§ Required work: Repeat the whole listing below, word for word.

Stored data

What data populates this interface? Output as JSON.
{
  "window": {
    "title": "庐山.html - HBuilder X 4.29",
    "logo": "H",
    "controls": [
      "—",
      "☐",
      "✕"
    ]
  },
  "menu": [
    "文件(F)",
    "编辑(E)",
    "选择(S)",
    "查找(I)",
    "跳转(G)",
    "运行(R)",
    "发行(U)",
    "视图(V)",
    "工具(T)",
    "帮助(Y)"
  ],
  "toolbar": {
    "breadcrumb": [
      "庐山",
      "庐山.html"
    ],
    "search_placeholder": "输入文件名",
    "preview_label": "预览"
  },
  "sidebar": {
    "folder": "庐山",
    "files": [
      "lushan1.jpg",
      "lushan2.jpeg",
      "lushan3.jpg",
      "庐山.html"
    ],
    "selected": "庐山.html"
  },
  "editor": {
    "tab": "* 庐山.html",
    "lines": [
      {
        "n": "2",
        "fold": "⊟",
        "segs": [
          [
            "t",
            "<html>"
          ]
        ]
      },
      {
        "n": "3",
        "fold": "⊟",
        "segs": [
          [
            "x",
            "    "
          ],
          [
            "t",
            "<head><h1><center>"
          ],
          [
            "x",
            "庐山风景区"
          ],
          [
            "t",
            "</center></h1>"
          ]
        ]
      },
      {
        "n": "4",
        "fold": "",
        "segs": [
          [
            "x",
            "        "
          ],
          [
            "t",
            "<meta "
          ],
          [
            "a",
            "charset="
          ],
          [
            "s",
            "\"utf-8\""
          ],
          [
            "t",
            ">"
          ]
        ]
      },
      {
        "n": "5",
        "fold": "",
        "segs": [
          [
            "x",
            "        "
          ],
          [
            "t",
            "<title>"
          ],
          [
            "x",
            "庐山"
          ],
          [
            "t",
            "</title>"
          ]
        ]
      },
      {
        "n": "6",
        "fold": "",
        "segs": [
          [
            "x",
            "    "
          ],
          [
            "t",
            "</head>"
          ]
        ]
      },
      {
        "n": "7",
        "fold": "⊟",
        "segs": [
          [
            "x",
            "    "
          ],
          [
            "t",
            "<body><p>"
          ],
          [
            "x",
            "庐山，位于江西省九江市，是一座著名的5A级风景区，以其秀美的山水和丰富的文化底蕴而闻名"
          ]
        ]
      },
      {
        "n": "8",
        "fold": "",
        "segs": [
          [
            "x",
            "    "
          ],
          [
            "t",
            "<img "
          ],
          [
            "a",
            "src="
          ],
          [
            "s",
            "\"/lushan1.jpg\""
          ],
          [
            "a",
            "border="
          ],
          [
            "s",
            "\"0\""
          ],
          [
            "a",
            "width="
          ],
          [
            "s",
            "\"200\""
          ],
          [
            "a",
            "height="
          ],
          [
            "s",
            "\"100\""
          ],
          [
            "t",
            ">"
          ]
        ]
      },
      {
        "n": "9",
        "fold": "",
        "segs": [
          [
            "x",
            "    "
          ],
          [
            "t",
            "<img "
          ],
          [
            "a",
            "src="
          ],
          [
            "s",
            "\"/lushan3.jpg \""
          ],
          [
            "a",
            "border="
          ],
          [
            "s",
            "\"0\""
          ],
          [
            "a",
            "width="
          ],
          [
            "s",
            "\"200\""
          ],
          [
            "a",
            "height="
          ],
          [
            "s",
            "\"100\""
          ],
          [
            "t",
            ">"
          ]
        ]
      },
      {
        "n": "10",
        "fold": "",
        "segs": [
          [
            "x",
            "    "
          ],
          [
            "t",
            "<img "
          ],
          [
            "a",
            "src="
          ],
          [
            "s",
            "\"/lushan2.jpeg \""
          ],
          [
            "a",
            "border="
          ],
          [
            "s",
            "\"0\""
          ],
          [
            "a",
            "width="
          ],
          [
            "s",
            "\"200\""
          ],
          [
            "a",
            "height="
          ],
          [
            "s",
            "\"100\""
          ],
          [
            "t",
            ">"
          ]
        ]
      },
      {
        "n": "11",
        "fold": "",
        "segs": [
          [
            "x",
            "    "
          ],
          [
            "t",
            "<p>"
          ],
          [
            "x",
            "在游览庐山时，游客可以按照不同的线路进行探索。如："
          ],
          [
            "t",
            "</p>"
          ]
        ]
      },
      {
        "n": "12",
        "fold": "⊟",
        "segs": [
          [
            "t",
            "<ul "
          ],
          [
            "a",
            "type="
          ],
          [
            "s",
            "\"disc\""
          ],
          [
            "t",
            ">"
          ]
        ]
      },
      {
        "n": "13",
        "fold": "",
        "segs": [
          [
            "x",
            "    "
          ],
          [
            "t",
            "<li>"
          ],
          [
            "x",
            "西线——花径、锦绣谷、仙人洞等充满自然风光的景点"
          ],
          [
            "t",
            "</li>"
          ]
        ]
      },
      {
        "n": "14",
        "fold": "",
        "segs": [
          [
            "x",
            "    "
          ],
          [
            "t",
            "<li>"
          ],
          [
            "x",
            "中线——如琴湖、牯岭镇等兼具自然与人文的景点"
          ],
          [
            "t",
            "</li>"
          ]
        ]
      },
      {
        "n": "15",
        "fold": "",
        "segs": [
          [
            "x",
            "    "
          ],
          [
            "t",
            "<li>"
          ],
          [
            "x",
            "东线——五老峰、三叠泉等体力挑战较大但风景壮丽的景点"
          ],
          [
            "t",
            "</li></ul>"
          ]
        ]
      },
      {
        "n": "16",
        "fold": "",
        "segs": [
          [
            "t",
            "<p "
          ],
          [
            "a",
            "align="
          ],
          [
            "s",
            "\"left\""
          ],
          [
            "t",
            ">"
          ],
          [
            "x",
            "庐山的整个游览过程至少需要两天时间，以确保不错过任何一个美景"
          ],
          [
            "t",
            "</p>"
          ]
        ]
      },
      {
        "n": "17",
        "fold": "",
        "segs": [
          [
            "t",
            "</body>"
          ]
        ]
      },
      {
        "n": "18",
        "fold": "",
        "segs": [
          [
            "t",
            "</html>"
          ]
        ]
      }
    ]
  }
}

§ Exercise result:
What data populates this interface? Output as JSON.
{
  "window": {
    "title": "庐山.html - HBuilder X 4.29",
    "logo": "H",
    "controls": [
      "—",
      "☐",
      "✕"
    ]
  },
  "menu": [
    "文件(F)",
    "编辑(E)",
    "选择(S)",
    "查找(I)",
    "跳转(G)",
    "运行(R)",
    "发行(U)",
    "视图(V)",
    "工具(T)",
    "帮助(Y)"
  ],
  "toolbar": {
    "breadcrumb": [
      "庐山",
      "庐山.html"
    ],
    "search_placeholder": "输入文件名",
    "preview_label": "预览"
  },
  "sidebar": {
    "folder": "庐山",
    "files": [
      "lushan1.jpg",
      "lushan2.jpeg",
      "lushan3.jpg",
      "庐山.html"
    ],
    "selected": "庐山.html"
  },
  "editor": {
    "tab": "* 庐山.html",
    "lines": [
      {
        "n": "2",
        "fold": "⊟",
        "segs": [
          [
            "t",
            "<html>"
          ]
        ]
      },
      {
        "n": "3",
        "fold": "⊟",
        "segs": [
          [
            "x",
            "    "
          ],
          [
            "t",
            "<head><h1><center>"
          ],
          [
            "x",
            "庐山风景区"
          ],
          [
            "t",
            "</center></h1>"
          ]
        ]
      },
      {
        "n": "4",
        "fold": "",
        "segs": [
          [
            "x",
            "        "
          ],
          [
            "t",
            "<meta "
          ],
          [
            "a",
            "charset="
          ],
          [
            "s",
            "\"utf-8\""
          ],
          [
            "t",
            ">"
          ]
        ]
      },
      {
        "n": "5",
        "fold": "",
        "segs": [
          [
            "x",
            "        "
          ],
          [
            "t",
            "<title>"
          ],
          [
            "x",
            "庐山"
          ],
          [
            "t",
            "</title>"
          ]
        ]
      },
      {
        "n": "6",
        "fold": "",
        "segs": [
          [
            "x",
            "    "
          ],
          [
            "t",
            "</head>"
          ]
        ]
      },
      {
        "n": "7",
        "fold": "⊟",
        "segs": [
          [
            "x",
            "    "
          ],
          [
            "t",
            "<body><p>"
          ],
          [
            "x",
            "庐山，位于江西省九江市，是一座著名的5A级风景区，以其秀美的山水和丰富的文化底蕴而闻名"
          ]
        ]
      },
      {
        "n": "8",
        "fold": "",
        "segs": [
          [
            "x",
            "    "
          ],
          [
            "t",
            "<img "
          ],
          [
            "a",
            "src="
          ],
          [
            "s",
            "\"/lushan1.jpg\""
          ],
          [
            "a",
            "border="
          ],
          [
            "s",
            "\"0\""
          ],
          [
            "a",
            "width="
          ],
          [
            "s",
            "\"200\""
          ],
          [
            "a",
            "height="
          ],
          [
            "s",
            "\"100\""
          ],
          [
            "t",
            ">"
          ]
        ]
      },
      {
        "n": "9",
        "fold": "",
        "segs": [
          [
            "x",
            "    "
          ],
          [
            "t",
            "<img "
          ],
          [
            "a",
            "src="
          ],
          [
            "s",
            "\"/lushan3.jpg \""
          ],
          [
            "a",
            "border="
          ],
          [
            "s",
            "\"0\""
          ],
          [
            "a",
            "width="
          ],
          [
            "s",
            "\"200\""
          ],
          [
            "a",
            "height="
          ],
          [
            "s",
            "\"100\""
          ],
          [
            "t",
            ">"
          ]
        ]
      },
      {
        "n": "10",
        "fold": "",
        "segs": [
          [
            "x",
            "    "
          ],
          [
            "t",
            "<img "
          ],
          [
            "a",
            "src="
          ],
          [
            "s",
            "\"/lushan2.jpeg \""
          ],
          [
            "a",
            "border="
          ],
          [
            "s",
            "\"0\""
          ],
          [
            "a",
            "width="
          ],
          [
            "s",
            "\"200\""
          ],
          [
            "a",
            "height="
          ],
          [
            "s",
            "\"100\""
          ],
          [
            "t",
            ">"
          ]
        ]
      },
      {
        "n": "11",
        "fold": "",
        "segs": [
          [
            "x",
            "    "
          ],
          [
            "t",
            "<p>"
          ],
          [
            "x",
            "在游览庐山时，游客可以按照不同的线路进行探索。如："
          ],
          [
            "t",
            "</p>"
          ]
        ]
      },
      {
        "n": "12",
        "fold": "⊟",
        "segs": [
          [
            "t",
            "<ul "
          ],
          [
            "a",
            "type="
          ],
          [
            "s",
            "\"disc\""
          ],
          [
            "t",
            ">"
          ]
        ]
      },
      {
        "n": "13",
        "fold": "",
        "segs": [
          [
            "x",
            "    "
          ],
          [
            "t",
            "<li>"
          ],
          [
            "x",
            "西线——花径、锦绣谷、仙人洞等充满自然风光的景点"
          ],
          [
            "t",
            "</li>"
          ]
        ]
      },
      {
        "n": "14",
        "fold": "",
        "segs": [
          [
            "x",
            "    "
          ],
          [
            "t",
            "<li>"
          ],
          [
            "x",
            "中线——如琴湖、牯岭镇等兼具自然与人文的景点"
          ],
          [
            "t",
            "</li>"
          ]
        ]
      },
      {
        "n": "15",
        "fold": "",
        "segs": [
          [
            "x",
            "    "
          ],
          [
            "t",
            "<li>"
          ],
          [
            "x",
            "东线——五老峰、三叠泉等体力挑战较大但风景壮丽的景点"
          ],
          [
            "t",
            "</li></ul>"
          ]
        ]
      },
      {
        "n": "16",
        "fold": "",
        "segs": [
          [
            "t",
            "<p "
          ],
          [
            "a",
            "align="
          ],
          [
            "s",
            "\"left\""
          ],
          [
            "t",
            ">"
          ],
          [
            "x",
            "庐山的整个游览过程至少需要两天时间，以确保不错过任何一个美景"
          ],
          [
            "t",
            "</p>"
          ]
        ]
      },
      {
        "n": "17",
        "fold": "",
        "segs": [
          [
            "t",
            "</body>"
          ]
        ]
      },
      {
        "n": "18",
        "fold": "",
        "segs": [
          [
            "t",
            "</html>"
          ]
        ]
      }
    ]
  }
}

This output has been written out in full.